## [DESCRIPTION OF THE TASK]
Write out all the material exactly. Leave nothing out.

## [EXTRACTED ENTRIES]
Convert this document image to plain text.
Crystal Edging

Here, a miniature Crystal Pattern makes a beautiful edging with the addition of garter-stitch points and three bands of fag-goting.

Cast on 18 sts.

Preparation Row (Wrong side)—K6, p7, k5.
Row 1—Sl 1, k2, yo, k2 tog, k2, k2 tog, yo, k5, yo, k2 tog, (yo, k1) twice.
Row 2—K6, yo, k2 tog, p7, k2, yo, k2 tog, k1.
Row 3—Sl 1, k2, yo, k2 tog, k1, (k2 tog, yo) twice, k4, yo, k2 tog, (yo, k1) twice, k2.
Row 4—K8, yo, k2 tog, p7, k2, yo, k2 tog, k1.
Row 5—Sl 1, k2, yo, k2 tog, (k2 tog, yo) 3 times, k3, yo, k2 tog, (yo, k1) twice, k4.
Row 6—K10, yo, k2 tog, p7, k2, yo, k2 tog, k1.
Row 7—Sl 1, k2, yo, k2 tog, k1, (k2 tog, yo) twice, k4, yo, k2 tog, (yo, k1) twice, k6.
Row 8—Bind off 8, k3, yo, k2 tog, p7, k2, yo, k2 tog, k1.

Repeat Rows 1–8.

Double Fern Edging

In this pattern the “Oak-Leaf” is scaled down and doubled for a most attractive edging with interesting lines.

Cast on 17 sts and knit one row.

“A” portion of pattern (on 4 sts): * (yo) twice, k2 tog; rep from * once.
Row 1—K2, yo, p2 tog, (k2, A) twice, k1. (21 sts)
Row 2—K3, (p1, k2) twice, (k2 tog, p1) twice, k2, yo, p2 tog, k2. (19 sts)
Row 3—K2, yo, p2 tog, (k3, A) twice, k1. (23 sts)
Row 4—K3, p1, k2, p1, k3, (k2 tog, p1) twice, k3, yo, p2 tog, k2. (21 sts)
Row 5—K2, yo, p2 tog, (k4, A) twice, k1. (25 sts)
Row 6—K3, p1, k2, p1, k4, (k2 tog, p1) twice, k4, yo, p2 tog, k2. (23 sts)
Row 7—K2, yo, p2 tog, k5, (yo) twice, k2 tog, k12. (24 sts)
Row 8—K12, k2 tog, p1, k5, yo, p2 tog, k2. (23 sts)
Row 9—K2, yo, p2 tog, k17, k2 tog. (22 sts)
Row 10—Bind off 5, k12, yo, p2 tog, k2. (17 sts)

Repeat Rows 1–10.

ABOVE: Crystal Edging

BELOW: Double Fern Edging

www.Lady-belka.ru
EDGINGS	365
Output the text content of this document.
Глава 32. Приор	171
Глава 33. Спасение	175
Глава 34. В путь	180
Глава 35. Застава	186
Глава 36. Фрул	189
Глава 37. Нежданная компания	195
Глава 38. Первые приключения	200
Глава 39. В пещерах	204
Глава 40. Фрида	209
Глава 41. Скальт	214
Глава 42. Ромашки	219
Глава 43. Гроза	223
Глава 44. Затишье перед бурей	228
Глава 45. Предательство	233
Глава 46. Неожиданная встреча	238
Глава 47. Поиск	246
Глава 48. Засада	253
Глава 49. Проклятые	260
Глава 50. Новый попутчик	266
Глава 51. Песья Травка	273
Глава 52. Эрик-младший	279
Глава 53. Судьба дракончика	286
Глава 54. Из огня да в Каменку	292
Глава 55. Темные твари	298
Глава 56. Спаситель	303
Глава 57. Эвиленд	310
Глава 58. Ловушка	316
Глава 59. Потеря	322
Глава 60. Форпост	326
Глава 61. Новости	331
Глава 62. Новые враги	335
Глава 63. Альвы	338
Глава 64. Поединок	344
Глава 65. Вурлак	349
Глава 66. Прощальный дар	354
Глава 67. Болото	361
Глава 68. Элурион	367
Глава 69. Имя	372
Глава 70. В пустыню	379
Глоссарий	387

## [ANSWER IN FULL]
Convert this document image to plain text.
Crystal Edging

Here, a miniature Crystal Pattern makes a beautiful edging with the addition of garter-stitch points and three bands of fag-goting.

Cast on 18 sts.

Preparation Row (Wrong side)—K6, p7, k5.
Row 1—Sl 1, k2, yo, k2 tog, k2, k2 tog, yo, k5, yo, k2 tog, (yo, k1) twice.
Row 2—K6, yo, k2 tog, p7, k2, yo, k2 tog, k1.
Row 3—Sl 1, k2, yo, k2 tog, k1, (k2 tog, yo) twice, k4, yo, k2 tog, (yo, k1) twice, k2.
Row 4—K8, yo, k2 tog, p7, k2, yo, k2 tog, k1.
Row 5—Sl 1, k2, yo, k2 tog, (k2 tog, yo) 3 times, k3, yo, k2 tog, (yo, k1) twice, k4.
Row 6—K10, yo, k2 tog, p7, k2, yo, k2 tog, k1.
Row 7—Sl 1, k2, yo, k2 tog, k1, (k2 tog, yo) twice, k4, yo, k2 tog, (yo, k1) twice, k6.
Row 8—Bind off 8, k3, yo, k2 tog, p7, k2, yo, k2 tog, k1.

Repeat Rows 1–8.

Double Fern Edging

In this pattern the “Oak-Leaf” is scaled down and doubled for a most attractive edging with interesting lines.

Cast on 17 sts and knit one row.

“A” portion of pattern (on 4 sts): * (yo) twice, k2 tog; rep from * once.
Row 1—K2, yo, p2 tog, (k2, A) twice, k1. (21 sts)
Row 2—K3, (p1, k2) twice, (k2 tog, p1) twice, k2, yo, p2 tog, k2. (19 sts)
Row 3—K2, yo, p2 tog, (k3, A) twice, k1. (23 sts)
Row 4—K3, p1, k2, p1, k3, (k2 tog, p1) twice, k3, yo, p2 tog, k2. (21 sts)
Row 5—K2, yo, p2 tog, (k4, A) twice, k1. (25 sts)
Row 6—K3, p1, k2, p1, k4, (k2 tog, p1) twice, k4, yo, p2 tog, k2. (23 sts)
Row 7—K2, yo, p2 tog, k5, (yo) twice, k2 tog, k12. (24 sts)
Row 8—K12, k2 tog, p1, k5, yo, p2 tog, k2. (23 sts)
Row 9—K2, yo, p2 tog, k17, k2 tog. (22 sts)
Row 10—Bind off 5, k12, yo, p2 tog, k2. (17 sts)

Repeat Rows 1–10.

ABOVE: Crystal Edging

BELOW: Double Fern Edging

www.Lady-belka.ru
EDGINGS	365
Output the text content of this document.
Глава 32. Приор	171
Глава 33. Спасение	175
Глава 34. В путь	180
Глава 35. Застава	186
Глава 36. Фрул	189
Глава 37. Нежданная компания	195
Глава 38. Первые приключения	200
Глава 39. В пещерах	204
Глава 40. Фрида	209
Глава 41. Скальт	214
Глава 42. Ромашки	219
Глава 43. Гроза	223
Глава 44. Затишье перед бурей	228
Глава 45. Предательство	233
Глава 46. Неожиданная встреча	238
Глава 47. Поиск	246
Глава 48. Засада	253
Глава 49. Проклятые	260
Глава 50. Новый попутчик	266
Глава 51. Песья Травка	273
Глава 52. Эрик-младший	279
Глава 53. Судьба дракончика	286
Глава 54. Из огня да в Каменку	292
Глава 55. Темные твари	298
Глава 56. Спаситель	303
Глава 57. Эвиленд	310
Глава 58. Ловушка	316
Глава 59. Потеря	322
Глава 60. Форпост	326
Глава 61. Новости	331
Глава 62. Новые враги	335
Глава 63. Альвы	338
Глава 64. Поединок	344
Глава 65. Вурлак	349
Глава 66. Прощальный дар	354
Глава 67. Болото	361
Глава 68. Элурион	367
Глава 69. Имя	372
Глава 70. В пустыню	379
Глоссарий	387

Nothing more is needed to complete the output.